- [TASK DIRECTIONS]: Transcribe every line of the records verbatim.

===============

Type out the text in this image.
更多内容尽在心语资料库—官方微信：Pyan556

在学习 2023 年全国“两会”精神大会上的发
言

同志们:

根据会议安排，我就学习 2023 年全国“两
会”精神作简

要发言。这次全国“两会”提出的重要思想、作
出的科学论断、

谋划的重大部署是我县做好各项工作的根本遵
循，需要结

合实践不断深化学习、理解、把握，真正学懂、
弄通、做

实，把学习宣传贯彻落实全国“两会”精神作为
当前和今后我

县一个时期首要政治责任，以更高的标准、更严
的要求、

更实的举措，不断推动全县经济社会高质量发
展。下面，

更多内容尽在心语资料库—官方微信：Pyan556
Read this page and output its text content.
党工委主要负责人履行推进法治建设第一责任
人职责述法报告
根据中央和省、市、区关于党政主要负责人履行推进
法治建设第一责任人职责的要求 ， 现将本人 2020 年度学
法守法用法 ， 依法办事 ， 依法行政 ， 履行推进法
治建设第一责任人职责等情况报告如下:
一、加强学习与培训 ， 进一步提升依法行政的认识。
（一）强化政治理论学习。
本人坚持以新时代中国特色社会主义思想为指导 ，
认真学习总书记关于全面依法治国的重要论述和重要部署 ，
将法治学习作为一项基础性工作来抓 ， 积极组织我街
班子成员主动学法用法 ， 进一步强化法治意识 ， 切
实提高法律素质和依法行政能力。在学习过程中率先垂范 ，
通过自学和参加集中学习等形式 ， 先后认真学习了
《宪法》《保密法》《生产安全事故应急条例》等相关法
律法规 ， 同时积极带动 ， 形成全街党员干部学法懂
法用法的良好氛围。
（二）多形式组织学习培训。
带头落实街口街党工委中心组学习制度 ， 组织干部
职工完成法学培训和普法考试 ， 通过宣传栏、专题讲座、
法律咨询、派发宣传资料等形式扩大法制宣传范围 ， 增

===============

- [FINISHED ANSWER]:
Type out the text in this image.
更多内容尽在心语资料库—官方微信：Pyan556

在学习 2023 年全国“两会”精神大会上的发
言

同志们:

根据会议安排，我就学习 2023 年全国“两
会”精神作简

要发言。这次全国“两会”提出的重要思想、作
出的科学论断、

谋划的重大部署是我县做好各项工作的根本遵
循，需要结

合实践不断深化学习、理解、把握，真正学懂、
弄通、做

实，把学习宣传贯彻落实全国“两会”精神作为
当前和今后我

县一个时期首要政治责任，以更高的标准、更严
的要求、

更实的举措，不断推动全县经济社会高质量发
展。下面，

更多内容尽在心语资料库—官方微信：Pyan556
Read this page and output its text content.
党工委主要负责人履行推进法治建设第一责任
人职责述法报告
根据中央和省、市、区关于党政主要负责人履行推进
法治建设第一责任人职责的要求 ， 现将本人 2020 年度学
法守法用法 ， 依法办事 ， 依法行政 ， 履行推进法
治建设第一责任人职责等情况报告如下:
一、加强学习与培训 ， 进一步提升依法行政的认识。
（一）强化政治理论学习。
本人坚持以新时代中国特色社会主义思想为指导 ，
认真学习总书记关于全面依法治国的重要论述和重要部署 ，
将法治学习作为一项基础性工作来抓 ， 积极组织我街
班子成员主动学法用法 ， 进一步强化法治意识 ， 切
实提高法律素质和依法行政能力。在学习过程中率先垂范 ，
通过自学和参加集中学习等形式 ， 先后认真学习了
《宪法》《保密法》《生产安全事故应急条例》等相关法
律法规 ， 同时积极带动 ， 形成全街党员干部学法懂
法用法的良好氛围。
（二）多形式组织学习培训。
带头落实街口街党工委中心组学习制度 ， 组织干部
职工完成法学培训和普法考试 ， 通过宣传栏、专题讲座、
法律咨询、派发宣传资料等形式扩大法制宣传范围 ， 增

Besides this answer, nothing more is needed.